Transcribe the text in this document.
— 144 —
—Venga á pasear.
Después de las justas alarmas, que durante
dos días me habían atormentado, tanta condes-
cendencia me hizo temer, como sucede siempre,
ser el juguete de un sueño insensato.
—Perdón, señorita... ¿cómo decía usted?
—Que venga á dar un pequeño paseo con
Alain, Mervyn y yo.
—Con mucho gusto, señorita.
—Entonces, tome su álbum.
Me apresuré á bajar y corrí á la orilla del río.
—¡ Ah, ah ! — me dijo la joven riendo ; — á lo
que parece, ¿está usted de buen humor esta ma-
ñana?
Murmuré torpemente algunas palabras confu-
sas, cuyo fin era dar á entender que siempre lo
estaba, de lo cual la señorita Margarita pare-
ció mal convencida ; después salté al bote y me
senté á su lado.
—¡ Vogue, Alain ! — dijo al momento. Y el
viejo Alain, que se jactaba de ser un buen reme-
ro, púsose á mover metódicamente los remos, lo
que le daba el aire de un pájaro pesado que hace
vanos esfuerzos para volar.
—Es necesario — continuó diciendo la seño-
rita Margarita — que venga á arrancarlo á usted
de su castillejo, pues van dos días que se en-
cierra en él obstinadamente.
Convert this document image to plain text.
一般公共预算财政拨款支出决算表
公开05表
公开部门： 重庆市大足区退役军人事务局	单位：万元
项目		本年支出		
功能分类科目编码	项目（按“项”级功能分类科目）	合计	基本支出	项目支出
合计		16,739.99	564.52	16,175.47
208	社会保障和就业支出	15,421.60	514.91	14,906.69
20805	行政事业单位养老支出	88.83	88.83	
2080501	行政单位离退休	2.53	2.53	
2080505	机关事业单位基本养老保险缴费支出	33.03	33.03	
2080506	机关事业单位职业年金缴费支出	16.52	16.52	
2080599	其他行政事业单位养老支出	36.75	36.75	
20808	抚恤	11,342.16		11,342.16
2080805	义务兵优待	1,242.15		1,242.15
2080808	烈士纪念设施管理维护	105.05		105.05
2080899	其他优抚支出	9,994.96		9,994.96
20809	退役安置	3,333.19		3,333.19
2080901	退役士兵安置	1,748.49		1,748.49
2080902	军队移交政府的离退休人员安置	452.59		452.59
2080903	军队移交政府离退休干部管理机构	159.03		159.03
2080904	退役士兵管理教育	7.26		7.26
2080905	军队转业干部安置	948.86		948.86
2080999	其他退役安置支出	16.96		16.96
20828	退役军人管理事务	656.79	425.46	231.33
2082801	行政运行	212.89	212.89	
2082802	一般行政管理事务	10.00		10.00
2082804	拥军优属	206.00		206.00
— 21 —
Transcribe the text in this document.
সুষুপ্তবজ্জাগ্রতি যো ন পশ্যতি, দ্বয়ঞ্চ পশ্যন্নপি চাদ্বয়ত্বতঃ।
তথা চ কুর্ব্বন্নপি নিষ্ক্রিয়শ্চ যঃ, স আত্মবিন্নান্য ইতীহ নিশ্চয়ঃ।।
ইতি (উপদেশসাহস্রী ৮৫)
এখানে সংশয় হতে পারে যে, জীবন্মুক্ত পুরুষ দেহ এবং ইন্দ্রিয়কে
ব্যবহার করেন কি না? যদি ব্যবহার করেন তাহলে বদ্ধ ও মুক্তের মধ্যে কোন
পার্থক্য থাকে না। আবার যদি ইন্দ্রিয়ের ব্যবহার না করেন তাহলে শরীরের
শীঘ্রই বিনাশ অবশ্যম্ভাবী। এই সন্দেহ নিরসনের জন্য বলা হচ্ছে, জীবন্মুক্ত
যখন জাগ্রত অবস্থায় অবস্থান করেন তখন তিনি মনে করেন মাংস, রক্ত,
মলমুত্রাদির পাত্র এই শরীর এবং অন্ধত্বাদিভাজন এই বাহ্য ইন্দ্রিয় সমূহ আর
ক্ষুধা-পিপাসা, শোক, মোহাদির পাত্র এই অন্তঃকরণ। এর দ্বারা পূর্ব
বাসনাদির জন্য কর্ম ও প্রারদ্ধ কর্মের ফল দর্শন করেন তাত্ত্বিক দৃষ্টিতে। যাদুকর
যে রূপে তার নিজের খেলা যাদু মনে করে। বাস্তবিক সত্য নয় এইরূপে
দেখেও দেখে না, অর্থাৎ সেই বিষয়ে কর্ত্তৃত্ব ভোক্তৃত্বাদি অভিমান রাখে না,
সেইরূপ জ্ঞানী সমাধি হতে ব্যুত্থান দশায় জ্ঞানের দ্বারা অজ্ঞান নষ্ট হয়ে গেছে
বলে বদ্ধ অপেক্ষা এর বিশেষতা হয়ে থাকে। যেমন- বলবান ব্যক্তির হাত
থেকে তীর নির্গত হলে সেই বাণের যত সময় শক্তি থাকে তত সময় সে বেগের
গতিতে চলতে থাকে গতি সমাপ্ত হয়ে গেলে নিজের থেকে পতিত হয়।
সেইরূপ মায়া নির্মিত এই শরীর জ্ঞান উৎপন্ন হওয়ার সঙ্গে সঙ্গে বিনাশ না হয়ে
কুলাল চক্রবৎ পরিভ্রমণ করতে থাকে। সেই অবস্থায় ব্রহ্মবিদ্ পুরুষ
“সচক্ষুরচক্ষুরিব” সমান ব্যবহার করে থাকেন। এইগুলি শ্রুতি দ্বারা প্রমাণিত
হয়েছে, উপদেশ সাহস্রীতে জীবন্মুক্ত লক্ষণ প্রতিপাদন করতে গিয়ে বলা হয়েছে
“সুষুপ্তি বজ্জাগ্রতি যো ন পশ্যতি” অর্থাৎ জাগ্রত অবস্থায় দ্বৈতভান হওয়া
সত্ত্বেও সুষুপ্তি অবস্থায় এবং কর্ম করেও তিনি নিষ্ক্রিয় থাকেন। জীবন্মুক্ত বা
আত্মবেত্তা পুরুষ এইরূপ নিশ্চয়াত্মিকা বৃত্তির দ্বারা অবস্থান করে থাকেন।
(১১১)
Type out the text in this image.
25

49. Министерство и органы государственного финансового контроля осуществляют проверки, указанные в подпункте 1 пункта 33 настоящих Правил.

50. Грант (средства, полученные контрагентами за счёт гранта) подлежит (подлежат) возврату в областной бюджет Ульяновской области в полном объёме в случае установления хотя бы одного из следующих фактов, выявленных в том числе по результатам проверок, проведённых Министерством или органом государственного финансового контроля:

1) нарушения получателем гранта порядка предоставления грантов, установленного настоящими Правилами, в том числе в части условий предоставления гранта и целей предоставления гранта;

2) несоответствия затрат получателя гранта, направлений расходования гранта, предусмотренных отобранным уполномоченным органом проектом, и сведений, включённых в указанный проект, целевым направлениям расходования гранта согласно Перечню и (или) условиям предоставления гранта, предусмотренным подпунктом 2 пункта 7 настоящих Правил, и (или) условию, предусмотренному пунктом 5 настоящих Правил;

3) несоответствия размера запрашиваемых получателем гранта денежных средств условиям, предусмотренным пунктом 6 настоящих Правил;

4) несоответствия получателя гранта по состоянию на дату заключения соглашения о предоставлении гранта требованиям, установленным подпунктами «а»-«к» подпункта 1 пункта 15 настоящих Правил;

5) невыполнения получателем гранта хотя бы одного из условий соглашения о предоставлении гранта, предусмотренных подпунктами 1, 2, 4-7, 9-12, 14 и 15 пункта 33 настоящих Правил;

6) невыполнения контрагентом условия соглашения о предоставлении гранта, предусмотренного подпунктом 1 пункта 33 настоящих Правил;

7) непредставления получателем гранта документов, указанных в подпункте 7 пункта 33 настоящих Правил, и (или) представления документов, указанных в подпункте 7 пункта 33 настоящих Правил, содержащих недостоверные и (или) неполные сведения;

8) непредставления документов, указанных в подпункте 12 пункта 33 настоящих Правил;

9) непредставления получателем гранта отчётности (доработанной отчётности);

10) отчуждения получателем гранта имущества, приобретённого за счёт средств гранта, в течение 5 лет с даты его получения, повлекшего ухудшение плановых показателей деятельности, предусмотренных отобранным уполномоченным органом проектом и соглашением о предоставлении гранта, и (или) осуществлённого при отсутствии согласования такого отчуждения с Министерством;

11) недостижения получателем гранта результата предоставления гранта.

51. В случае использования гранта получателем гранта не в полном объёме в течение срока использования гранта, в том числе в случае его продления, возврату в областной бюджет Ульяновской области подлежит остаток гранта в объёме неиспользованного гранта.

----

STATED PROBLEM:
Only a number is wanted: how many lines contain the word "usted"?

SOLUTION FOR THIS PROBLEM:
3